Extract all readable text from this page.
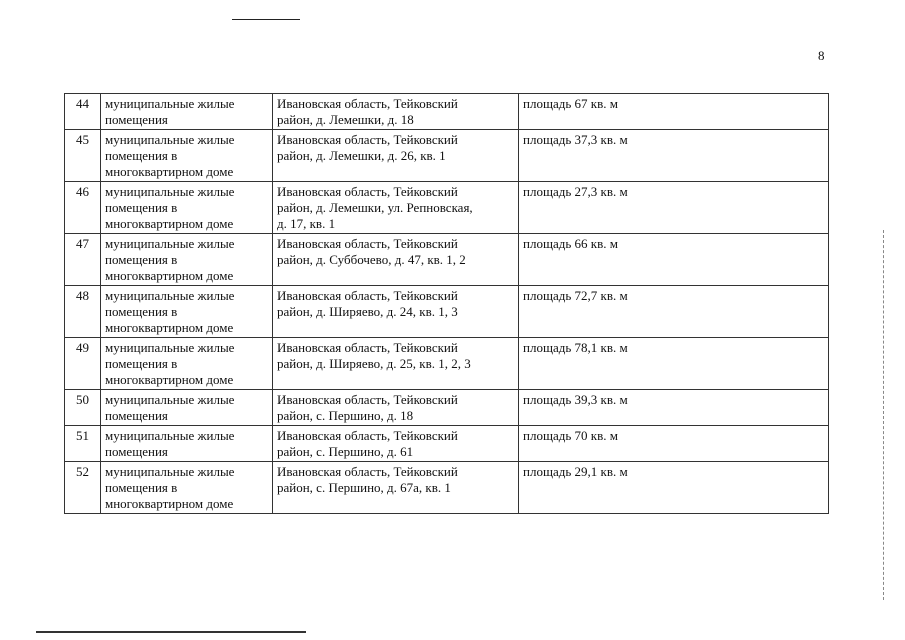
8
44	муниципальные жилые
помещения	Ивановская область, Тейковский
район, д. Лемешки, д. 18	площадь 67 кв. м
45	муниципальные жилые
помещения в
многоквартирном доме	Ивановская область, Тейковский
район, д. Лемешки, д. 26, кв. 1	площадь 37,3 кв. м
46	муниципальные жилые
помещения в
многоквартирном доме	Ивановская область, Тейковский
район, д. Лемешки, ул. Репновская,
д. 17, кв. 1	площадь 27,3 кв. м
47	муниципальные жилые
помещения в
многоквартирном доме	Ивановская область, Тейковский
район, д. Суббочево, д. 47, кв. 1, 2	площадь 66 кв. м
48	муниципальные жилые
помещения в
многоквартирном доме	Ивановская область, Тейковский
район, д. Ширяево, д. 24, кв. 1, 3	площадь 72,7 кв. м
49	муниципальные жилые
помещения в
многоквартирном доме	Ивановская область, Тейковский
район, д. Ширяево, д. 25, кв. 1, 2, 3	площадь 78,1 кв. м
50	муниципальные жилые
помещения	Ивановская область, Тейковский
район, с. Першино, д. 18	площадь 39,3 кв. м
51	муниципальные жилые
помещения	Ивановская область, Тейковский
район, с. Першино, д. 61	площадь 70 кв. м
52	муниципальные жилые
помещения в
многоквартирном доме	Ивановская область, Тейковский
район, с. Першино, д. 67а, кв. 1	площадь 29,1 кв. м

◆ DIRECTION: Tell how many lines include "площадь". The number is the whole answer.

◆ EXERCISE RESPONSE: 9